§ Records for this exercise
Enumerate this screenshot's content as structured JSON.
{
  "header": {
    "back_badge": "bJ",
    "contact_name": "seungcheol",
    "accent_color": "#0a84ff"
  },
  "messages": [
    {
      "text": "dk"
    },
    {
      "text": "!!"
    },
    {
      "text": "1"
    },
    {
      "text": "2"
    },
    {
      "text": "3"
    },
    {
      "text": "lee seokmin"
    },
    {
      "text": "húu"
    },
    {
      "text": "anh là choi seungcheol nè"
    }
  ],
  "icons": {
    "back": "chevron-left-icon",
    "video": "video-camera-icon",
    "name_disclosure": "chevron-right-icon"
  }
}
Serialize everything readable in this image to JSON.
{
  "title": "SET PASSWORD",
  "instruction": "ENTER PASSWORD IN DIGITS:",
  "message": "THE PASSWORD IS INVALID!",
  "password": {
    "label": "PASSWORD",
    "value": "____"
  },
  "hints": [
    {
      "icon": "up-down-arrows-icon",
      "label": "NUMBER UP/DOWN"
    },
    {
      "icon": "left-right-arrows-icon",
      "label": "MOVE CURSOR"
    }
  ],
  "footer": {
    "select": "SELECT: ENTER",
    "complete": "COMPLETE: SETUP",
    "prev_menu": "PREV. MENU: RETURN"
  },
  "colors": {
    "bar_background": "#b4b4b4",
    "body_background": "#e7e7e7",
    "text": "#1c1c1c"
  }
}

* * *

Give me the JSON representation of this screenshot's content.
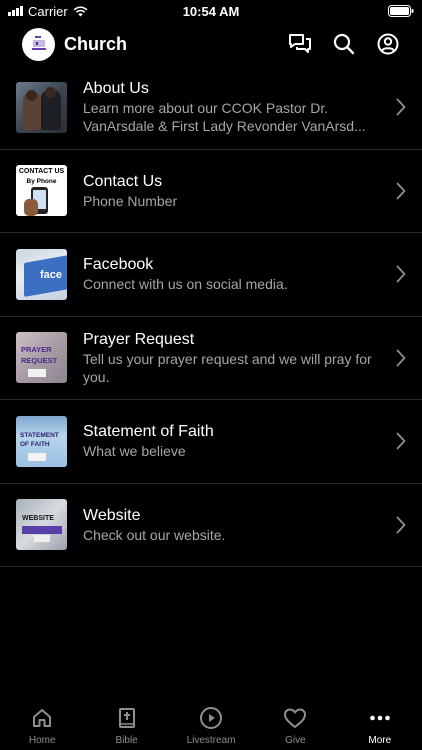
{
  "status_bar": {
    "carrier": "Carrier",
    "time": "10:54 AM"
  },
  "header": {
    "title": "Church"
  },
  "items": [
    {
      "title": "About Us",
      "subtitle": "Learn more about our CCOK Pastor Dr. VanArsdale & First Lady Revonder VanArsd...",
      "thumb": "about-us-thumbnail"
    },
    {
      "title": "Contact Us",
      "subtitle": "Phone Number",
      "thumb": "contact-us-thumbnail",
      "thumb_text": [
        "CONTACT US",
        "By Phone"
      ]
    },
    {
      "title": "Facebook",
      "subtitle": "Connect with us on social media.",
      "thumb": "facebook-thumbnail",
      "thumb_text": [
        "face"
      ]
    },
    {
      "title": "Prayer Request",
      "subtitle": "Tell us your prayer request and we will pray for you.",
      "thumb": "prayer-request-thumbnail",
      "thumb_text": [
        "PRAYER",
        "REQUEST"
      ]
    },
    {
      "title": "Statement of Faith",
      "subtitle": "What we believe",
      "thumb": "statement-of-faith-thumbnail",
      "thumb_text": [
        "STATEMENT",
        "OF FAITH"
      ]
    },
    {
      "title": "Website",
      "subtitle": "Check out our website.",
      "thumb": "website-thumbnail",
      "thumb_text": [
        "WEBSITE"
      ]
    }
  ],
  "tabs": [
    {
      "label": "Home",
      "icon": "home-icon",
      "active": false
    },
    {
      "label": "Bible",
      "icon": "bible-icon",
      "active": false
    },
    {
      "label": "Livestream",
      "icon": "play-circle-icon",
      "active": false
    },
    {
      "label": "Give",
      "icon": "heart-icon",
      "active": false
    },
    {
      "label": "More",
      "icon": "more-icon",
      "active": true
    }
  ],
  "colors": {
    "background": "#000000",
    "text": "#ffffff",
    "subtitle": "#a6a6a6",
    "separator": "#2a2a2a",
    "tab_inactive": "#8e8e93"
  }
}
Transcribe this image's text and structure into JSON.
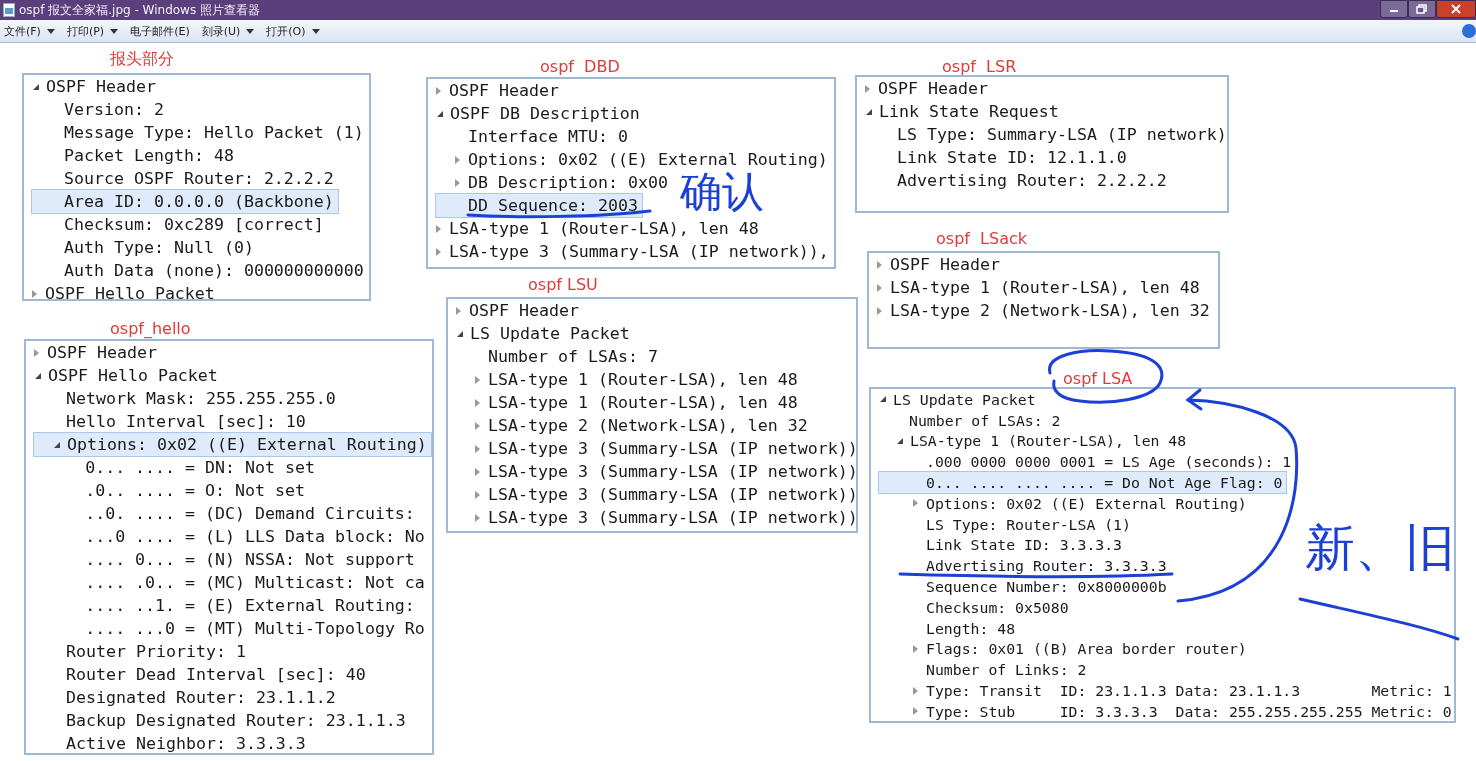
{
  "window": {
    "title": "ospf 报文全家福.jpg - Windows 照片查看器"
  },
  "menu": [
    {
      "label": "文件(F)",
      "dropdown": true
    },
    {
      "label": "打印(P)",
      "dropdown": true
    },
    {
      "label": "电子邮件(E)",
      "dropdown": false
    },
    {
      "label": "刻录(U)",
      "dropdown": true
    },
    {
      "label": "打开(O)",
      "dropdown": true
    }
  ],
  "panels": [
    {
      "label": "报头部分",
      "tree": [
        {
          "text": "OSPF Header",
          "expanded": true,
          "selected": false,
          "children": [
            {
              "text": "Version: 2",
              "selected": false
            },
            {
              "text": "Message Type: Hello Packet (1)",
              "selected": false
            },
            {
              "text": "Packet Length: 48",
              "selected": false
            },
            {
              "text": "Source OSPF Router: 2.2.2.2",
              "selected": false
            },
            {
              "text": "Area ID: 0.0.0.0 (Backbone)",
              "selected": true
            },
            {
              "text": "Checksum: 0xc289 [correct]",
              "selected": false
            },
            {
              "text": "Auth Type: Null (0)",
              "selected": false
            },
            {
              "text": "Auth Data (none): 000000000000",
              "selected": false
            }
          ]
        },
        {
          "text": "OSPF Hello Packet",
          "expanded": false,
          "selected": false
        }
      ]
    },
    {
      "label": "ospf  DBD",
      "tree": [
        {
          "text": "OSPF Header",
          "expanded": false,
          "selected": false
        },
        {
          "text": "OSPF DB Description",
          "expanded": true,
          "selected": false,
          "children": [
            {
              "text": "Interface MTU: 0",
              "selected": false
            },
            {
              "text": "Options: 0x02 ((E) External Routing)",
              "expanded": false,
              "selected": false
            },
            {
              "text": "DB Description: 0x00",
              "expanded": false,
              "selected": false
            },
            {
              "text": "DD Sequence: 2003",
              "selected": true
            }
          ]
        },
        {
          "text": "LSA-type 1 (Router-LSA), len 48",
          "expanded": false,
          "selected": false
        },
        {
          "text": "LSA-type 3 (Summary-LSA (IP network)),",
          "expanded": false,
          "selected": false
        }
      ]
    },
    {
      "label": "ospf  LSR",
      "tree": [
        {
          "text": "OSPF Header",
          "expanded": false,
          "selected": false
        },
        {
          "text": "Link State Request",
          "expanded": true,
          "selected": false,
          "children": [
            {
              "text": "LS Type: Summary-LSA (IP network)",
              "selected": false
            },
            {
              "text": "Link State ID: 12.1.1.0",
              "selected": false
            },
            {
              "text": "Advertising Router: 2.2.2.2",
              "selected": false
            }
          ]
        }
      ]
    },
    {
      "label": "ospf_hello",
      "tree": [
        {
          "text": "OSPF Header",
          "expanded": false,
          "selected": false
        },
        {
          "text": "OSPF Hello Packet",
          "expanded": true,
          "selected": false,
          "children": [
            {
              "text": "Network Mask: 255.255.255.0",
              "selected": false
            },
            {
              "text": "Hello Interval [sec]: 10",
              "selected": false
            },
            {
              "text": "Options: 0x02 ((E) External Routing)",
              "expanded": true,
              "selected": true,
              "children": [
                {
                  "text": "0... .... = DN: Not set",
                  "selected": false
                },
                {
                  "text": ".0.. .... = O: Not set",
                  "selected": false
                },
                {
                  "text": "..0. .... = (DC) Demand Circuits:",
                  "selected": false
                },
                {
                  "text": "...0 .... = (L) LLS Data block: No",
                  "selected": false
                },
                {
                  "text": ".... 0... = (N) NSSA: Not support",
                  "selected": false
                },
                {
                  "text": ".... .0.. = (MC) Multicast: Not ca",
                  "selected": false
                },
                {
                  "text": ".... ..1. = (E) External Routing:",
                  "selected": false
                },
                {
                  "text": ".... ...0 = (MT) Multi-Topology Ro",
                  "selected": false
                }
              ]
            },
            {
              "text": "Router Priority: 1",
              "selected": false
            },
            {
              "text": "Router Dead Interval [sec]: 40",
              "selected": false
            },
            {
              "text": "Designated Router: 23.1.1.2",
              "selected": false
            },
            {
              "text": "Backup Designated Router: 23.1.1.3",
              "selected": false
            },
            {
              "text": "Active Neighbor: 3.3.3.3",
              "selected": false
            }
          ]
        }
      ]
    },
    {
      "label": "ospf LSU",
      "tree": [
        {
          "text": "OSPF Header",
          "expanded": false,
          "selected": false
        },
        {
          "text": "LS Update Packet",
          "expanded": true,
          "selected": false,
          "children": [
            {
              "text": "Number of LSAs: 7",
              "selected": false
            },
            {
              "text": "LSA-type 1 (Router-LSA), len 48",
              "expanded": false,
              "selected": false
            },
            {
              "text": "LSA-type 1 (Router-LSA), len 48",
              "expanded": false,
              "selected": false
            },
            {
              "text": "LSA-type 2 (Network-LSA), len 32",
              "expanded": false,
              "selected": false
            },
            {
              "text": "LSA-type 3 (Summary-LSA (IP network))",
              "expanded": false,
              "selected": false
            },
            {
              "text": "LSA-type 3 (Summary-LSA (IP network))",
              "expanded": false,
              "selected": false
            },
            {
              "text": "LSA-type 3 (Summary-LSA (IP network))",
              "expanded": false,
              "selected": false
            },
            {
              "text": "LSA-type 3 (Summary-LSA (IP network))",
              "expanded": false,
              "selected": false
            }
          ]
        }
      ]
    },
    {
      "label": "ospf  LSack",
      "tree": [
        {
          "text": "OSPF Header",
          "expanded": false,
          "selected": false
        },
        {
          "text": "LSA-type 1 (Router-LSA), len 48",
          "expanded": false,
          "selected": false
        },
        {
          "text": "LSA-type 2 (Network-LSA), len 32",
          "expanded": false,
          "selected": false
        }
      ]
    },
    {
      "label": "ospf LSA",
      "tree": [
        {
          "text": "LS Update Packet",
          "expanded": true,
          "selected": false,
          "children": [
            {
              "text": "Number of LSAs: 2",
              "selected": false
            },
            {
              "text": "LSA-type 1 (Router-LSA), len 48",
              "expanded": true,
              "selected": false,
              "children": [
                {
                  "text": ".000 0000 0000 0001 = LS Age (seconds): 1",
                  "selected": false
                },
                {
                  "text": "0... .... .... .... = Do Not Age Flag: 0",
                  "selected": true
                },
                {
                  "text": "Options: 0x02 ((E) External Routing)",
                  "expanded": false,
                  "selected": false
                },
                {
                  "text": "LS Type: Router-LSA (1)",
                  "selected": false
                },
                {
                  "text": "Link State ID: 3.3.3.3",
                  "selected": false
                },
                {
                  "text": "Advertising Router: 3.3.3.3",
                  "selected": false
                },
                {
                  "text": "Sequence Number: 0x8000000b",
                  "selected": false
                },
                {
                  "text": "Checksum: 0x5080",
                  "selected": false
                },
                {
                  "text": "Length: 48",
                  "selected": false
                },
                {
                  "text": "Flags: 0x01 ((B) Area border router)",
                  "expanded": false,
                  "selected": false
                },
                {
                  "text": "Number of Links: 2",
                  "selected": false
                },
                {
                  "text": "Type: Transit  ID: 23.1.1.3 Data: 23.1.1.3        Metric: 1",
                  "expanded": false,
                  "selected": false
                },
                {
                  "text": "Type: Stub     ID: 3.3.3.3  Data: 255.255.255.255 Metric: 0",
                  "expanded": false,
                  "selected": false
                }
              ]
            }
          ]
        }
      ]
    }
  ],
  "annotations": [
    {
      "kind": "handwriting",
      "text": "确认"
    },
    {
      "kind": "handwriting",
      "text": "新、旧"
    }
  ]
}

...

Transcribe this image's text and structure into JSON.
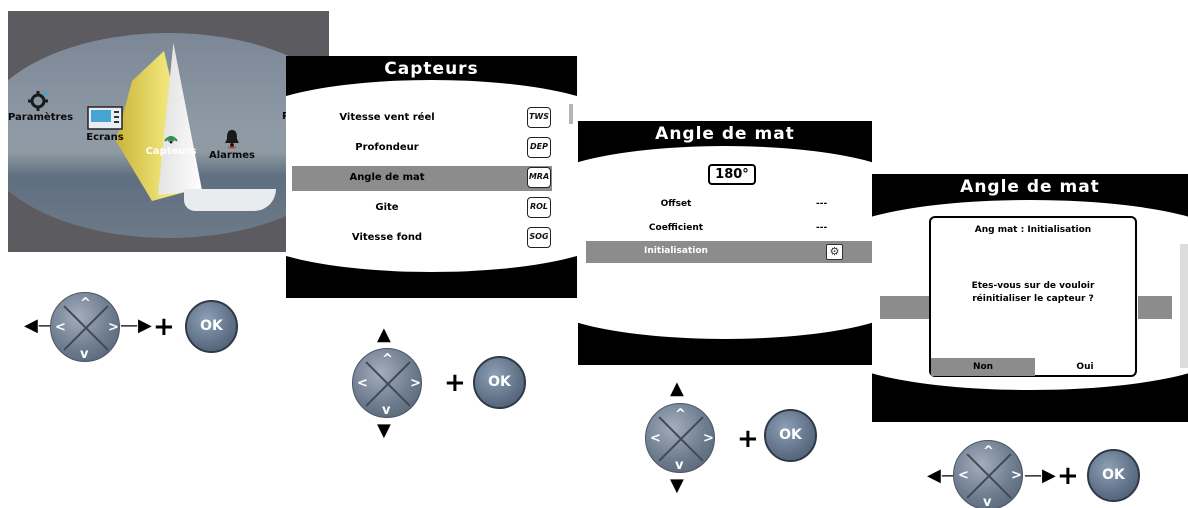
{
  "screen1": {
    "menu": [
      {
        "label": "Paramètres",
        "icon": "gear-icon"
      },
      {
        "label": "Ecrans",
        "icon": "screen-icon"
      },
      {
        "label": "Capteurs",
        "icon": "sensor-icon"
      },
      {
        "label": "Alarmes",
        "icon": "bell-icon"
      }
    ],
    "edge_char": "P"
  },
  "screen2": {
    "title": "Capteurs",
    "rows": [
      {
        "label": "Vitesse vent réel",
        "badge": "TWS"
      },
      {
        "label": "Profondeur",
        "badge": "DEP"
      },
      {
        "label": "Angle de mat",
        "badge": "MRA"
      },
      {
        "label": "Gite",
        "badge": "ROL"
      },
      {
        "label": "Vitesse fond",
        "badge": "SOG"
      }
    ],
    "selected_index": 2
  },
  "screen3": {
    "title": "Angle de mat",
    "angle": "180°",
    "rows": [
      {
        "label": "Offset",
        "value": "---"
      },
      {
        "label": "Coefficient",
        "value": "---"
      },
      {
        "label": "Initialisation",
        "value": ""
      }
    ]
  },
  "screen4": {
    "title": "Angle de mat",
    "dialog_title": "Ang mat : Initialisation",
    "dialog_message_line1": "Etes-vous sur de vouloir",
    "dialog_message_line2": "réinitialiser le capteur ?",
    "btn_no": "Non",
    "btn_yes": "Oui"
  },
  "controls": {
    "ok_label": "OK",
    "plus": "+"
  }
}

§ What is needed
Scan the data above and copy every line with "seungcheol" in it.

§ Final result
    "contact_name": "seungcheol",
      "text": "anh là choi seungcheol nè"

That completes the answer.